-- begin GIVEN TEXT --

Thursday, January 26, 2012

Sharecropper Living



From Mississippi History Now, "Cooperative Farming in Mississippi," by Fred C. Smith: By 1932 the Great Depression had the country in its relentless grip and most Americans believed that something was very wrong.

Children went hungry, adults died of malnutrition, and in the richest agricultural region in the world, the Mississippi River Delta, families survived on the “3-Ms” – meal, meat, and molasses. There were tons of food around, but it was not profitable to transport it, to sell it. American agriculture was booming, yet people were under-fed. Warehouses were full of clothing, yet people were dressed in rags because they could not afford to buy new clothing. The situation was as bleak in the industrial economy as it was in agriculture. Industrial production had fallen by fifty percent.

-- end GIVEN TEXT --
-- begin INFORMATION SUPPLIED --

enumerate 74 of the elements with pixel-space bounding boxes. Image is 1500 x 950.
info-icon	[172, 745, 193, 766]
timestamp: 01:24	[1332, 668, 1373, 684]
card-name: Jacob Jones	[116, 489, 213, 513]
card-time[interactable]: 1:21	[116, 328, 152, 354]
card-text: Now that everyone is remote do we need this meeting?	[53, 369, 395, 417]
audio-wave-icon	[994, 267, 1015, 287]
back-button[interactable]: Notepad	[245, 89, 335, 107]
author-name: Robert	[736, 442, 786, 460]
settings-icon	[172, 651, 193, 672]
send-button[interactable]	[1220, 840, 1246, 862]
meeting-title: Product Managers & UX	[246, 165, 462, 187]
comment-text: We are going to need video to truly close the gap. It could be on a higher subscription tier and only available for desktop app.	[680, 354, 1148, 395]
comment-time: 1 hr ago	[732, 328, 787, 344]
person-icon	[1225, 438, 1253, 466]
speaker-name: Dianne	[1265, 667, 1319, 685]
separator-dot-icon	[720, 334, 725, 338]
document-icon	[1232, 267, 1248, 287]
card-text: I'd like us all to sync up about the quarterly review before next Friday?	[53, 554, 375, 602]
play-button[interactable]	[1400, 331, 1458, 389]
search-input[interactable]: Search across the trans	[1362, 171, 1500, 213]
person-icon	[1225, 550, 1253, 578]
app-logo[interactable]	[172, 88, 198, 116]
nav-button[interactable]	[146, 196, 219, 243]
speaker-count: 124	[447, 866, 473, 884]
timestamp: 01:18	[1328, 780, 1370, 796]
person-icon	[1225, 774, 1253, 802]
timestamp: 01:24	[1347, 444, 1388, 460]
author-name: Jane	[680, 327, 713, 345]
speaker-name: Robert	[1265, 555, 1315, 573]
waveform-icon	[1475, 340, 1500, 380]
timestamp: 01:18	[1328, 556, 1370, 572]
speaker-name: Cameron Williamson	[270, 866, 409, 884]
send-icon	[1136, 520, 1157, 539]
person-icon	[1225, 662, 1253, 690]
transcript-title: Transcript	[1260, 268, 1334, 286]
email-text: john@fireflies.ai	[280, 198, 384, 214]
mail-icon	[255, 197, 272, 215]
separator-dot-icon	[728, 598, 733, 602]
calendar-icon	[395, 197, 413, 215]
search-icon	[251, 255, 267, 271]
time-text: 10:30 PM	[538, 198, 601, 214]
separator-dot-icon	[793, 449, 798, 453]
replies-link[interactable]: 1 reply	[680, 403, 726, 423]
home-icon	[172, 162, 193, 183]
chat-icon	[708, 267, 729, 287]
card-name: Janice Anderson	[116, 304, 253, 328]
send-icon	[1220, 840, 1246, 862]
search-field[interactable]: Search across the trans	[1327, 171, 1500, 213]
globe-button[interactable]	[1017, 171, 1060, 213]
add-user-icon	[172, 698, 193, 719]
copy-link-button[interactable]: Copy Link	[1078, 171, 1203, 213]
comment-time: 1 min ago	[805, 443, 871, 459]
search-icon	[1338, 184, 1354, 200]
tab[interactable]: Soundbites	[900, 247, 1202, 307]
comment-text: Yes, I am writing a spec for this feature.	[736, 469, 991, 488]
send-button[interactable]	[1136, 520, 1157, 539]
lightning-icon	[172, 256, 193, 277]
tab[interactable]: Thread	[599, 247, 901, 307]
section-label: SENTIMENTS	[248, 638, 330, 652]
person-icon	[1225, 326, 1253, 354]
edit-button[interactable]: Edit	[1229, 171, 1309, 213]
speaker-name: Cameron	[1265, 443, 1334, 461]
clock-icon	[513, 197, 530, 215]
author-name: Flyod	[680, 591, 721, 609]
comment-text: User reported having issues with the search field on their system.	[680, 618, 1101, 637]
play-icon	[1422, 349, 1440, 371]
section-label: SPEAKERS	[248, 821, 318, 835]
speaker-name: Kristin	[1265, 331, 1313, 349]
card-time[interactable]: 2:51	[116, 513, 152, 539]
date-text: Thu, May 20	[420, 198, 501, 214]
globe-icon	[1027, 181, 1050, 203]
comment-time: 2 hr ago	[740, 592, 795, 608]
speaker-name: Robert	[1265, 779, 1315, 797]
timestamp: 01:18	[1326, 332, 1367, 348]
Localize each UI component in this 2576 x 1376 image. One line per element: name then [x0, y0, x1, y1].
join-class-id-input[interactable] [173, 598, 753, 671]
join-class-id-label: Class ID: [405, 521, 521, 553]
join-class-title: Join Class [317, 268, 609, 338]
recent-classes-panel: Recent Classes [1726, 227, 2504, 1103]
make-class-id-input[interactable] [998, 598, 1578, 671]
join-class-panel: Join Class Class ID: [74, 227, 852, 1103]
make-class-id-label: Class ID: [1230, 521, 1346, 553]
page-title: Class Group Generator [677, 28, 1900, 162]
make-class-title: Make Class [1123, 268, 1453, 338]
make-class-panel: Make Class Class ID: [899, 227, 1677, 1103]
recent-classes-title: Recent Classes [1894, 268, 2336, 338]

-- end INFORMATION SUPPLIED --

[INSTRUCTION 1] According to the Sharecropper Living text, by how much had industrial production fallen?
[INSTRUCTION 2] Print the part of the Sharecropper Living text that begins at the words containing "From Mississippi History" and stops after "was very wrong.".
Rely only on the Sharecropper Living text, not on the data.

[EXERCISE RESPONSE 1] By fifty percent.

[EXERCISE RESPONSE 2]
From Mississippi History Now, "Cooperative Farming in Mississippi," by Fred C. Smith: By 1932 the Great Depression had the country in its relentless grip and most Americans believed that something was very wrong.